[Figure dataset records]
== == ==

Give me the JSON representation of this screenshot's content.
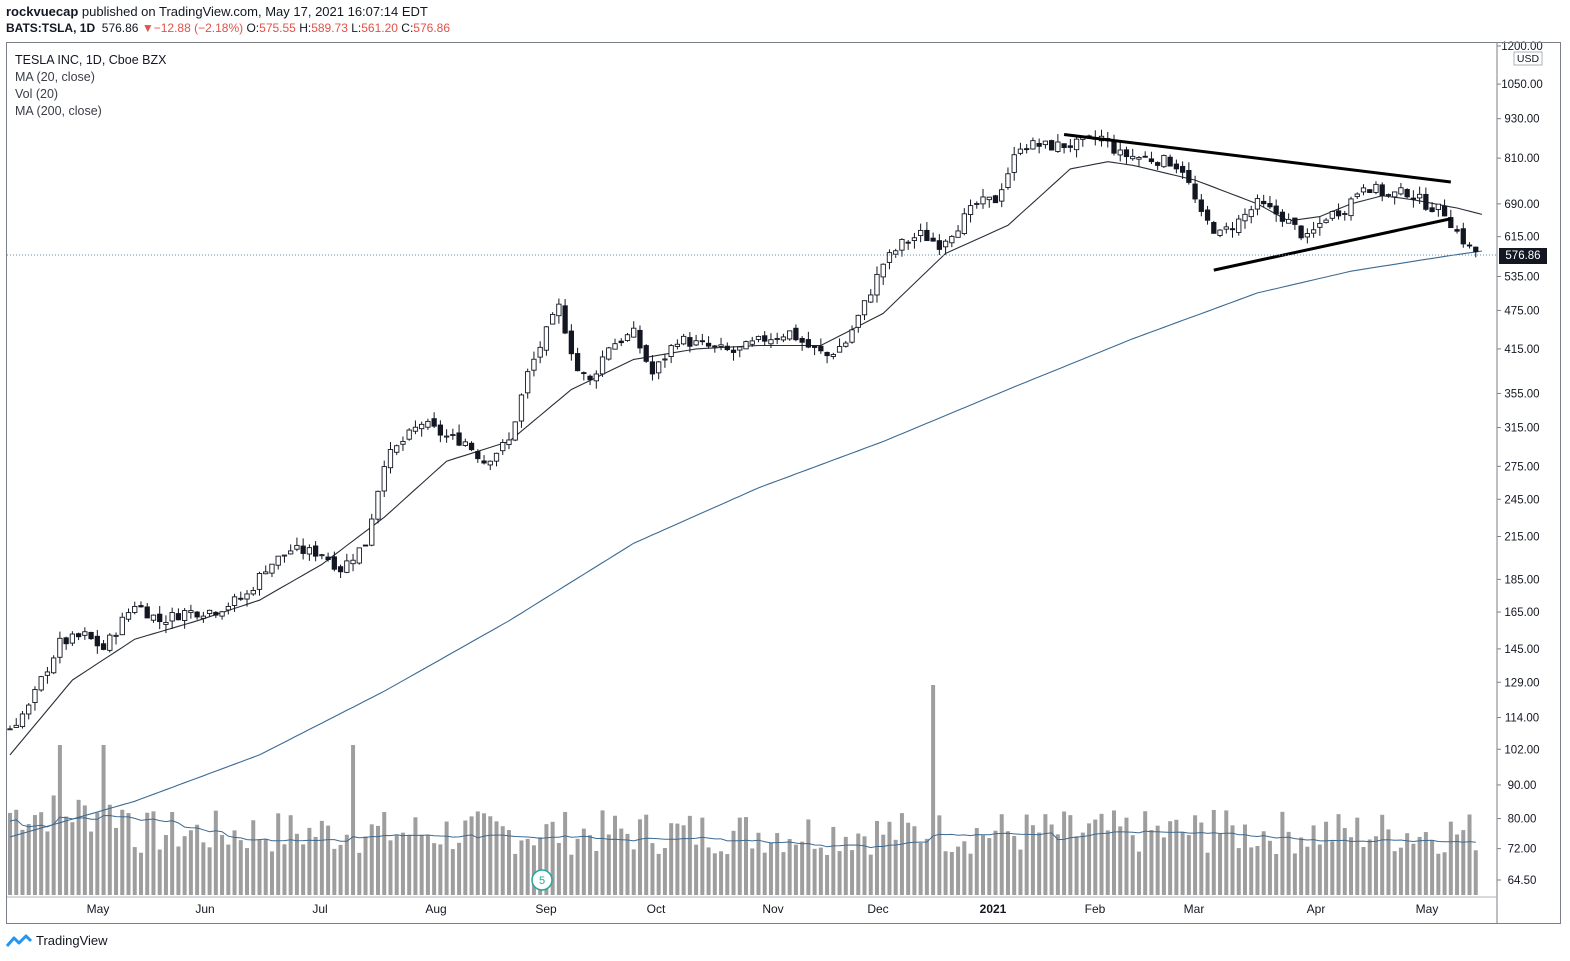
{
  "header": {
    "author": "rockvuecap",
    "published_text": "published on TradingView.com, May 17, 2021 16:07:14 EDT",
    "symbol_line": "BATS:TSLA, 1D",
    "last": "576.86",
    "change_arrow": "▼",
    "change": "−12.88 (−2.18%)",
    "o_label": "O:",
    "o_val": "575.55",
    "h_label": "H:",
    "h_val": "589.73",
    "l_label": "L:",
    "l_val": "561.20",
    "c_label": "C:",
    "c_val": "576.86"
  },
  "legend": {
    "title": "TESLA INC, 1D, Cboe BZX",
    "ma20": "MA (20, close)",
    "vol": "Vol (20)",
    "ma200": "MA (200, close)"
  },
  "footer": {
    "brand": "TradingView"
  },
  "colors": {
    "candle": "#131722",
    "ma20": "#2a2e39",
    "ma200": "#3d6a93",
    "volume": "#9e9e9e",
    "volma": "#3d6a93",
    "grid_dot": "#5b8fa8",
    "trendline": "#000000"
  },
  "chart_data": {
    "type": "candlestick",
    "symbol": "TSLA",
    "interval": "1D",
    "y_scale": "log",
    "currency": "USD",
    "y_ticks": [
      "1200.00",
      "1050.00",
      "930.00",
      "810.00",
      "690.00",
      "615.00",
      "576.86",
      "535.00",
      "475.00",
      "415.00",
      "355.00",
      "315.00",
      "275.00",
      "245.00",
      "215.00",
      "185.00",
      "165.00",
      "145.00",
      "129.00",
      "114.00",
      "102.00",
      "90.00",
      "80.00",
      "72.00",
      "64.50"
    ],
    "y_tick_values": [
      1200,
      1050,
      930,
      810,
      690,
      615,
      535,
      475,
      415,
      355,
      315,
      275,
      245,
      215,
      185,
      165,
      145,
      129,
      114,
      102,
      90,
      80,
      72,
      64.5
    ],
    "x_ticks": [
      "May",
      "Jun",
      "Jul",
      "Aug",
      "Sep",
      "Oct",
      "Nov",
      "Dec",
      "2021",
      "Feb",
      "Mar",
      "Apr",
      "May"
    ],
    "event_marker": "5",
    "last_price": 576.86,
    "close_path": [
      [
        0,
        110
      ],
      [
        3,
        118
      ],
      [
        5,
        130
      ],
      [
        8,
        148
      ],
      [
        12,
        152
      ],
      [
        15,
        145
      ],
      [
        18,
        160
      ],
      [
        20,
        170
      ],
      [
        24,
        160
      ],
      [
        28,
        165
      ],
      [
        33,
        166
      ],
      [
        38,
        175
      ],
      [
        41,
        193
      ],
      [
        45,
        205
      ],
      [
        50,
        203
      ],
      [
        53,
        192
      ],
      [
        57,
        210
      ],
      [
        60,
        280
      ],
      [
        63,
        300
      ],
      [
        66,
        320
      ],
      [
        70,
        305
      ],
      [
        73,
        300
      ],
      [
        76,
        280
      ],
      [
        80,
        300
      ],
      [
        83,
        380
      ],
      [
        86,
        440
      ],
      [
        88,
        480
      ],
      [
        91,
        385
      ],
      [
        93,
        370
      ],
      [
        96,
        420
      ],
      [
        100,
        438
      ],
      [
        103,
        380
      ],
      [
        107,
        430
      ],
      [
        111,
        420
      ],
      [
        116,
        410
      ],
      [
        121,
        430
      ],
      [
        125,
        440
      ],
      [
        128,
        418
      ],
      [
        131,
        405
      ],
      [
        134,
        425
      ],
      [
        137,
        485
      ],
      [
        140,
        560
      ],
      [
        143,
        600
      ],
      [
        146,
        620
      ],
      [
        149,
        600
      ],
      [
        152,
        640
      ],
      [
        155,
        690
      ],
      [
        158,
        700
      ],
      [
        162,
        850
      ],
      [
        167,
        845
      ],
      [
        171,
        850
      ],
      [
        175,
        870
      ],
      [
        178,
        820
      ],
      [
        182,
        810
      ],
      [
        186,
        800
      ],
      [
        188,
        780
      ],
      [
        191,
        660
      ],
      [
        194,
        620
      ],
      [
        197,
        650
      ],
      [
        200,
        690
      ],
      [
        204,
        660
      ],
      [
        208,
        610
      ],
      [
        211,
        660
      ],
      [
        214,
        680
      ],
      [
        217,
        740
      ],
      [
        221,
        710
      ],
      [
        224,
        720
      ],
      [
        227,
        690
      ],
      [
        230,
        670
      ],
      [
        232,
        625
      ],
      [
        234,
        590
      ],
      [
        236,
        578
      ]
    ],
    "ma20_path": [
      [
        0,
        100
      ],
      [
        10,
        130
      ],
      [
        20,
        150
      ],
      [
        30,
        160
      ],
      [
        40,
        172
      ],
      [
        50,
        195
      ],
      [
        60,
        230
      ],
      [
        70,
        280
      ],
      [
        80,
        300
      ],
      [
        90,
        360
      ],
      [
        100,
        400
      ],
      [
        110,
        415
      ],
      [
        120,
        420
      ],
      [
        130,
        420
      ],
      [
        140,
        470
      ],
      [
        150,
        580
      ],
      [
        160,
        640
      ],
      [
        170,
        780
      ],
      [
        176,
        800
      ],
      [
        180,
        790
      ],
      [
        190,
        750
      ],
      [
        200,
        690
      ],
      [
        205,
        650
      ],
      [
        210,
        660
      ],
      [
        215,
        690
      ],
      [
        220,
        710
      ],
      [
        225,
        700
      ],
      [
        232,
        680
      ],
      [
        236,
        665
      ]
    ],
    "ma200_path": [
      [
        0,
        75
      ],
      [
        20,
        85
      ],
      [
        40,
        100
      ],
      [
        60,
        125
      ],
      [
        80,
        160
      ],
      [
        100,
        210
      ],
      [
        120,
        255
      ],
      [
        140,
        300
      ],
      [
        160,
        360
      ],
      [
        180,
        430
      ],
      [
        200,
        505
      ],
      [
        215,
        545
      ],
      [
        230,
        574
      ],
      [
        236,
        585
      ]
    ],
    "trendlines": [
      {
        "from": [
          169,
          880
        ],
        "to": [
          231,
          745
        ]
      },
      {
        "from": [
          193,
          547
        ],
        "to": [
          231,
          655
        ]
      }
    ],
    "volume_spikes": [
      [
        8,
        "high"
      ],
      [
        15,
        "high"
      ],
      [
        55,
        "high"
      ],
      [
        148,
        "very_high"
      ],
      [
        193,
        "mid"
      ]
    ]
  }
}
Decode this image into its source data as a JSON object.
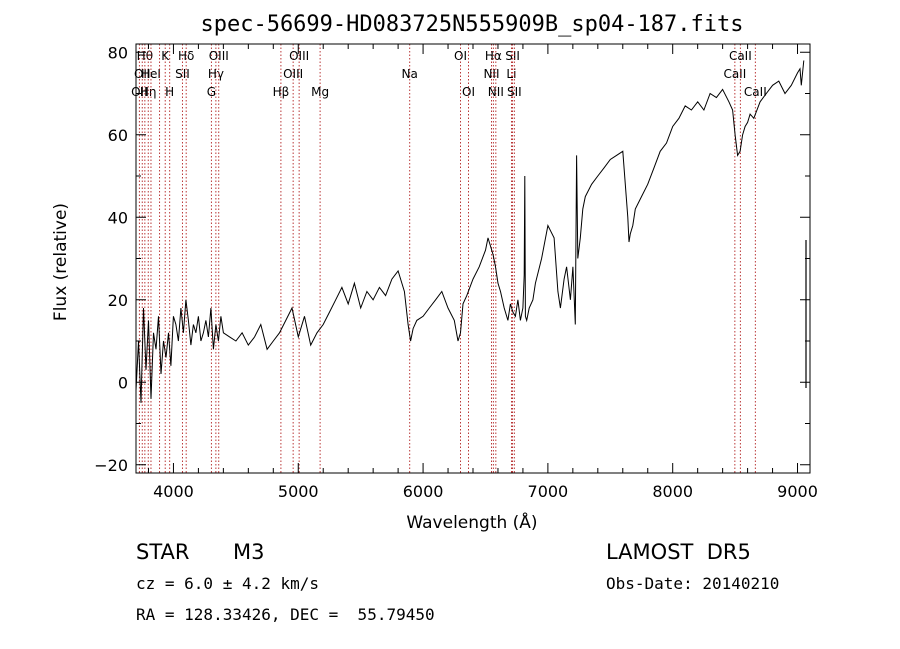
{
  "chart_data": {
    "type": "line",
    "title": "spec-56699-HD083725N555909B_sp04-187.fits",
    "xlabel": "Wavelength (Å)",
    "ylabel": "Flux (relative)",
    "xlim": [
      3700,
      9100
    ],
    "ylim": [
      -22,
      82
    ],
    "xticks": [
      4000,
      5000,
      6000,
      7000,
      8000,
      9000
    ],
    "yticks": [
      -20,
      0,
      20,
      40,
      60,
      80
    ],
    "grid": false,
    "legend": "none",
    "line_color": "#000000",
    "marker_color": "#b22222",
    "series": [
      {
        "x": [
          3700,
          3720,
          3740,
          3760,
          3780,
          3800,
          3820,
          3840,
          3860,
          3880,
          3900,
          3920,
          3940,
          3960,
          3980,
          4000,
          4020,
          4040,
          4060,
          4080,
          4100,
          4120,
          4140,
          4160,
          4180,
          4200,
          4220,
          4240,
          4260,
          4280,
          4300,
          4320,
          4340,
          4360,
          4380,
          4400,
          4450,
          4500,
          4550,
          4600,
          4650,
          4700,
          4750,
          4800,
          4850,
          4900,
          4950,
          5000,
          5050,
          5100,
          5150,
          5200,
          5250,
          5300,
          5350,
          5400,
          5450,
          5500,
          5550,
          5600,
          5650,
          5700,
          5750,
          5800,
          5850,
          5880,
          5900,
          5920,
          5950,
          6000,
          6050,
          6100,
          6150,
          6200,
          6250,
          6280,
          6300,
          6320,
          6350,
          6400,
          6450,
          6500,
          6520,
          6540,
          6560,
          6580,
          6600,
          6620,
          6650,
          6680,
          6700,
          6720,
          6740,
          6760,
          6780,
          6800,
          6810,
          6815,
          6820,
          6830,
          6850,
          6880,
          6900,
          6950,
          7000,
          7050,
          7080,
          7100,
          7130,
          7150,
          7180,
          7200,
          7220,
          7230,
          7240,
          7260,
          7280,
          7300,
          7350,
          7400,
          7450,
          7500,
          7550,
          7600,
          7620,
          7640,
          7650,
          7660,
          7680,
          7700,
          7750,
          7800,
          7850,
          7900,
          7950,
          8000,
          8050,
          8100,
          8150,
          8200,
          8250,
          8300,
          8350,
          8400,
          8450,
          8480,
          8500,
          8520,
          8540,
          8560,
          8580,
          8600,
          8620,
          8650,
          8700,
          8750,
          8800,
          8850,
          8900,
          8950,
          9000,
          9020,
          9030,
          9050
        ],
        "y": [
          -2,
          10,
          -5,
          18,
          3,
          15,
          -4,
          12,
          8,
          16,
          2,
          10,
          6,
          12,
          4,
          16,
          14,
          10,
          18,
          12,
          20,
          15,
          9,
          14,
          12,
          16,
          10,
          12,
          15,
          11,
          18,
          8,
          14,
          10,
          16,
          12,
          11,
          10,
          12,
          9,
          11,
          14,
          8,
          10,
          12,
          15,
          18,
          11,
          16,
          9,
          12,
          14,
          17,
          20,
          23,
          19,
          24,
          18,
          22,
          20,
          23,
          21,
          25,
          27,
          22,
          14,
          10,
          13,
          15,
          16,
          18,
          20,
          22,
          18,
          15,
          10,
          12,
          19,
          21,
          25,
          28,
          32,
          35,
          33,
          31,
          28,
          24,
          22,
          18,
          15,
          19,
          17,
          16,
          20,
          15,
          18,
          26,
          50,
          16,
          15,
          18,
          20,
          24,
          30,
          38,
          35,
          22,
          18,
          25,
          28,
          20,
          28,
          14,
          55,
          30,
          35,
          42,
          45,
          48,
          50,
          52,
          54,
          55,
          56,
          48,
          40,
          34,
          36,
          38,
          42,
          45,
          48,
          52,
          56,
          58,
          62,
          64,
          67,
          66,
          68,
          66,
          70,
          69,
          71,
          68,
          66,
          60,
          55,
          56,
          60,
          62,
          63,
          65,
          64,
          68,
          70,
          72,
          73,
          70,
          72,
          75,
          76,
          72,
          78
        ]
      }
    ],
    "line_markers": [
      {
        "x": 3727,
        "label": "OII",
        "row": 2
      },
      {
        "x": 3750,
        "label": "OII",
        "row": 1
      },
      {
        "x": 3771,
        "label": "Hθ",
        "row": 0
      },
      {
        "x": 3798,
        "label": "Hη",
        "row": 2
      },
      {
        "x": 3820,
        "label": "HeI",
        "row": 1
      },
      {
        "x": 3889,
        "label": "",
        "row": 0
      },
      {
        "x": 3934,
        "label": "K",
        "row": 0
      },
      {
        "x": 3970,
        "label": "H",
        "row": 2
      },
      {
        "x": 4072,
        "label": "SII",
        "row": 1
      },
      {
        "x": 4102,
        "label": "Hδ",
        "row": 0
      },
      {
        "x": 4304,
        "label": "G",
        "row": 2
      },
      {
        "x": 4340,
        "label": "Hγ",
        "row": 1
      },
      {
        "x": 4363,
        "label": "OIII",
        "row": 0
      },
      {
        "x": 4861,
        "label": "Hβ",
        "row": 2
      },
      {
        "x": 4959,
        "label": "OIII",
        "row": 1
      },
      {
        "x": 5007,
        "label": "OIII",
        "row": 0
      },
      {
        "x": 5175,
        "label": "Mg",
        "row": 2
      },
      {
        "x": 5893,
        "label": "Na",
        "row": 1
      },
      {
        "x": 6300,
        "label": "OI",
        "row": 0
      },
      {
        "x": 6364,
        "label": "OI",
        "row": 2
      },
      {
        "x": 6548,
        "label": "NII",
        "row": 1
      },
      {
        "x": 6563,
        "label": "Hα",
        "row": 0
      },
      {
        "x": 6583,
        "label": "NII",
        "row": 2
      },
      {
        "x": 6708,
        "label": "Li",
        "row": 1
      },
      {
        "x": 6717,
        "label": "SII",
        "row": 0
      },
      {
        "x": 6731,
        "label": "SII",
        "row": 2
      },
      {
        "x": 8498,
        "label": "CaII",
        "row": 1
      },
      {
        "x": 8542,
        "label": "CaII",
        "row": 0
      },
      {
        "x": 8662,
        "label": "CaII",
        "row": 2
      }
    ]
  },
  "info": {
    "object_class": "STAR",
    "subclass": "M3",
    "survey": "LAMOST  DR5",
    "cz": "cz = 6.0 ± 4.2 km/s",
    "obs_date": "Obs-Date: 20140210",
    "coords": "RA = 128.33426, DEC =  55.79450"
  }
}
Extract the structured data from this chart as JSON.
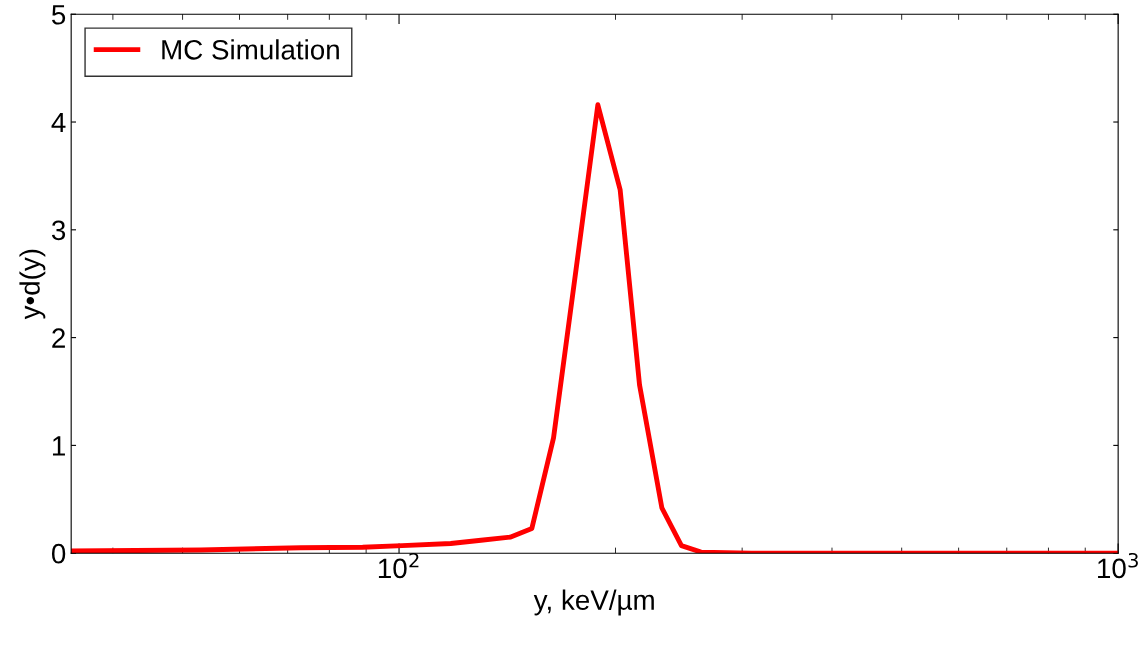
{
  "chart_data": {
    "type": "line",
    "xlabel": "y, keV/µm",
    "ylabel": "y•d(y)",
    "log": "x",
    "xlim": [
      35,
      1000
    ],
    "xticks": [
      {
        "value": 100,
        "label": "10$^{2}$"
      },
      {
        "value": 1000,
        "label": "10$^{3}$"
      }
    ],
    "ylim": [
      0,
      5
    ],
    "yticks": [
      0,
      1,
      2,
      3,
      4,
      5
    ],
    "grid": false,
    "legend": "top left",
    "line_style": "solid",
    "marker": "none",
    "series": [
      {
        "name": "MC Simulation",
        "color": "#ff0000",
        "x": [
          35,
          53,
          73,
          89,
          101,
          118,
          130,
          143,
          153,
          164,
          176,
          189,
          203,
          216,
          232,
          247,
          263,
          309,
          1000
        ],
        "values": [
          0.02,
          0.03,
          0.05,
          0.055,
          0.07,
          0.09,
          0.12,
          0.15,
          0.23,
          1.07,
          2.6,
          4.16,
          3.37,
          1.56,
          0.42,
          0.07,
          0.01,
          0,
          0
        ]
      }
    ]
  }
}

== == ==

From the line holding "Extract the structured" to the last line of the listing, please output each line exactly as it stands. Pictures stay out of the copy.

Extract the structured data from this chart as JSON.
{
  "chart_data": {
    "type": "line",
    "xlabel": "y, keV/µm",
    "ylabel": "y•d(y)",
    "log": "x",
    "xlim": [
      35,
      1000
    ],
    "xticks": [
      {
        "value": 100,
        "label": "10$^{2}$"
      },
      {
        "value": 1000,
        "label": "10$^{3}$"
      }
    ],
    "ylim": [
      0,
      5
    ],
    "yticks": [
      0,
      1,
      2,
      3,
      4,
      5
    ],
    "grid": false,
    "legend": "top left",
    "line_style": "solid",
    "marker": "none",
    "series": [
      {
        "name": "MC Simulation",
        "color": "#ff0000",
        "x": [
          35,
          53,
          73,
          89,
          101,
          118,
          130,
          143,
          153,
          164,
          176,
          189,
          203,
          216,
          232,
          247,
          263,
          309,
          1000
        ],
        "values": [
          0.02,
          0.03,
          0.05,
          0.055,
          0.07,
          0.09,
          0.12,
          0.15,
          0.23,
          1.07,
          2.6,
          4.16,
          3.37,
          1.56,
          0.42,
          0.07,
          0.01,
          0,
          0
        ]
      }
    ]
  }
}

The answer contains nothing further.